== Given information ==

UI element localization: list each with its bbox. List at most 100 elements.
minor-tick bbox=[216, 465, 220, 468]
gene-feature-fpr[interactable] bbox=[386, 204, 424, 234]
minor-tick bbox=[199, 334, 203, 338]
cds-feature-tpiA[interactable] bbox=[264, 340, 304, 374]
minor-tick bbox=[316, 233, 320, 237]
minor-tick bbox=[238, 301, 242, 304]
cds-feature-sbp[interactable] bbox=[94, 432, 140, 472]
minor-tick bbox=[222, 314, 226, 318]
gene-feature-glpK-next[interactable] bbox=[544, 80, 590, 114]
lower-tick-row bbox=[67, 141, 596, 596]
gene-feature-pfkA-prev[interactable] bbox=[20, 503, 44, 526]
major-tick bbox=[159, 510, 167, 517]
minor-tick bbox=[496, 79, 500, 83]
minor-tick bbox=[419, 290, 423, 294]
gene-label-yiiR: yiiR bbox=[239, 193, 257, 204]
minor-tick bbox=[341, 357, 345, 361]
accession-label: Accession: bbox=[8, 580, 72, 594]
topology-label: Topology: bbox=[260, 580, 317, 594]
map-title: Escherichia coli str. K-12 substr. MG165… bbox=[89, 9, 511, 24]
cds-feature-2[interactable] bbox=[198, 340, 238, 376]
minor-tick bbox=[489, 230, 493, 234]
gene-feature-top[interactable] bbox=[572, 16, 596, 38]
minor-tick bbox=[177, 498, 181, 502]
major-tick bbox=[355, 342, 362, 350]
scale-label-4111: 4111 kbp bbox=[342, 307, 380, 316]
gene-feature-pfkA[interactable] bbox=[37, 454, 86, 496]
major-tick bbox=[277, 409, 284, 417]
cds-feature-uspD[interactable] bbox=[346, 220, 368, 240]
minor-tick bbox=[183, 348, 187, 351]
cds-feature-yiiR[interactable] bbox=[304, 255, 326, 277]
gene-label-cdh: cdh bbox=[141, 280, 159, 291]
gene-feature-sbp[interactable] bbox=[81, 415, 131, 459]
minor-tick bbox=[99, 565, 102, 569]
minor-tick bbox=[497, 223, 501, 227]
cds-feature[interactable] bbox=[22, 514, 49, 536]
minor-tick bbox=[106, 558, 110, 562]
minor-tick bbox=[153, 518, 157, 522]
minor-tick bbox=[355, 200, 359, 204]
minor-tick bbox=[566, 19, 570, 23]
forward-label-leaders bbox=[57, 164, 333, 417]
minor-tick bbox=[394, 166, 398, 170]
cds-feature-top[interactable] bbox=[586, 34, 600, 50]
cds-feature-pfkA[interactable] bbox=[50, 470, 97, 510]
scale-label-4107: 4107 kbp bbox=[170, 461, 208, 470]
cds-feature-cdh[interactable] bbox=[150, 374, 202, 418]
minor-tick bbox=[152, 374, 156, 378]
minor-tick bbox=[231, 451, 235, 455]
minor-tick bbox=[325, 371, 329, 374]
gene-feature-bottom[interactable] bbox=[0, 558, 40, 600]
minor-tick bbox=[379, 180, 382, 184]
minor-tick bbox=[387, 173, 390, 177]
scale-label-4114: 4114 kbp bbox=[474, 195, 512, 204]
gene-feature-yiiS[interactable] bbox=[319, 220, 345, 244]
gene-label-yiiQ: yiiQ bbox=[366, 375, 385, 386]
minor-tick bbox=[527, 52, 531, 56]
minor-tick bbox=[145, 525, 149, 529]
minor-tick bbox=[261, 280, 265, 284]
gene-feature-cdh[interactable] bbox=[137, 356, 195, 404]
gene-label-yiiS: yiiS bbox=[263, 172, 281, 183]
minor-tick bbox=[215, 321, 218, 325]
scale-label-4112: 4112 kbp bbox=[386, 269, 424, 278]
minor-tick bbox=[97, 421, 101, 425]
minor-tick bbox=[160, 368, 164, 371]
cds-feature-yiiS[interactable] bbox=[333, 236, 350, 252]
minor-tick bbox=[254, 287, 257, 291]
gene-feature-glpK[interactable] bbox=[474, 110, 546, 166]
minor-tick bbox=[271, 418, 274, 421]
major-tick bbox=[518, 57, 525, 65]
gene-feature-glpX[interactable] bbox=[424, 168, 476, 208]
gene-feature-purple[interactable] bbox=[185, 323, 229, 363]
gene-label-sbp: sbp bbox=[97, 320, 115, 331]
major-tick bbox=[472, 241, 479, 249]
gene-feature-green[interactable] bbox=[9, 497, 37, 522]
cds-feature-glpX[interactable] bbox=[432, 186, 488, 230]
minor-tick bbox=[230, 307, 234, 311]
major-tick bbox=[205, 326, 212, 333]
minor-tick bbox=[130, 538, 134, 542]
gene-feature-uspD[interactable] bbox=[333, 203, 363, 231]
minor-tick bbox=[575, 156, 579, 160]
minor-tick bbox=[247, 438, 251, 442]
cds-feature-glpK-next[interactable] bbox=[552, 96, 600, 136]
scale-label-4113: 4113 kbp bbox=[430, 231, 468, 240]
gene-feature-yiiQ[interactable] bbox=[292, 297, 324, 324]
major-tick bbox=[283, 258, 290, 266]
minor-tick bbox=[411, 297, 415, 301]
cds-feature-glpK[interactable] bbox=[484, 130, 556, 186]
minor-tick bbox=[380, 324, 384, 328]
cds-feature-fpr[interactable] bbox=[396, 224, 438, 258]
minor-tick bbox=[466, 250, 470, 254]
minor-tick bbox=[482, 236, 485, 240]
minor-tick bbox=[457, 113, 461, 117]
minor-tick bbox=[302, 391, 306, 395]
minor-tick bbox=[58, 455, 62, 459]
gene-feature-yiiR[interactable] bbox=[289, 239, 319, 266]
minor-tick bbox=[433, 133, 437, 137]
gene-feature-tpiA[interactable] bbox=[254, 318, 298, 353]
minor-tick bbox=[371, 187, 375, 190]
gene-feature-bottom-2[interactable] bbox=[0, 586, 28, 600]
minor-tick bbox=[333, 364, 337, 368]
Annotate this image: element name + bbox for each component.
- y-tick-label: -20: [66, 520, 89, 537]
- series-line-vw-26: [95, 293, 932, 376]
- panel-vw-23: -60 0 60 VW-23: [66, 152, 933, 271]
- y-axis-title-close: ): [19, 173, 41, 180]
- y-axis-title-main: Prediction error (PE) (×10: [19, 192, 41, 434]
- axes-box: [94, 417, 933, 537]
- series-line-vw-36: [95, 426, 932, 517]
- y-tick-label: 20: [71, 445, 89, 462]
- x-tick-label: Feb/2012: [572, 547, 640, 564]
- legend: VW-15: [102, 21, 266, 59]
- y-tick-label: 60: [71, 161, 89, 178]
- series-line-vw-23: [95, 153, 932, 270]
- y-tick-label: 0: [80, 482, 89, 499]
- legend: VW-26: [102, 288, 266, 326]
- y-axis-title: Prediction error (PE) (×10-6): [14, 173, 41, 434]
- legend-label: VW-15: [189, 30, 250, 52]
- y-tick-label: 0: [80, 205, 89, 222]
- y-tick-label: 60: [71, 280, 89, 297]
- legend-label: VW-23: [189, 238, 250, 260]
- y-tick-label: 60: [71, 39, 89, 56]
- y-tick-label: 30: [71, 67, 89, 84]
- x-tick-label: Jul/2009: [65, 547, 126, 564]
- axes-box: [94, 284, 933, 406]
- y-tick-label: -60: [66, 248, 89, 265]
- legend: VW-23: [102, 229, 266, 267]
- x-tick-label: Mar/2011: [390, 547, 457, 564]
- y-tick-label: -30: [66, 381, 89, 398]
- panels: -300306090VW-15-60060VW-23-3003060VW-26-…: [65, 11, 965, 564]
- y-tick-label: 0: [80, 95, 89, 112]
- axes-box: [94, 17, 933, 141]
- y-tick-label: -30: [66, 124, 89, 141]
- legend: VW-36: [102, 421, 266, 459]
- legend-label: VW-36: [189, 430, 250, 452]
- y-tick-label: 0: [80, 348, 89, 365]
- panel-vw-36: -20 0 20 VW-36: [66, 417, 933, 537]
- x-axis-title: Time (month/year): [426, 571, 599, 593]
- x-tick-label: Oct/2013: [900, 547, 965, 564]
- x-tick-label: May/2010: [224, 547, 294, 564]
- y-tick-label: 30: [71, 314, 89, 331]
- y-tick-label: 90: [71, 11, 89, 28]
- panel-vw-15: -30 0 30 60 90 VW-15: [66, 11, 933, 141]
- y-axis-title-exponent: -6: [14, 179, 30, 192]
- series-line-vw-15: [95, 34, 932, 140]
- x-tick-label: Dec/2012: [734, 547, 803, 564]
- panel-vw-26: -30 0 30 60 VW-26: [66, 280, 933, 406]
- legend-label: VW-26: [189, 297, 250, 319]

== Job ==
Starting at the beginning of the rows and going through the line with "gene-feature-pfkA-prev[interactable] bbox=[20, 503, 44, 526]", rewrite those lines with "minor-tick" replaced by "minor-mark" and nothing else changed.

== Output below ==
UI element localization: list each with its bbox. List at most 100 elements.
minor-mark bbox=[216, 465, 220, 468]
gene-feature-fpr[interactable] bbox=[386, 204, 424, 234]
minor-mark bbox=[199, 334, 203, 338]
cds-feature-tpiA[interactable] bbox=[264, 340, 304, 374]
minor-mark bbox=[316, 233, 320, 237]
minor-mark bbox=[238, 301, 242, 304]
cds-feature-sbp[interactable] bbox=[94, 432, 140, 472]
minor-mark bbox=[222, 314, 226, 318]
gene-feature-glpK-next[interactable] bbox=[544, 80, 590, 114]
lower-tick-row bbox=[67, 141, 596, 596]
gene-feature-pfkA-prev[interactable] bbox=[20, 503, 44, 526]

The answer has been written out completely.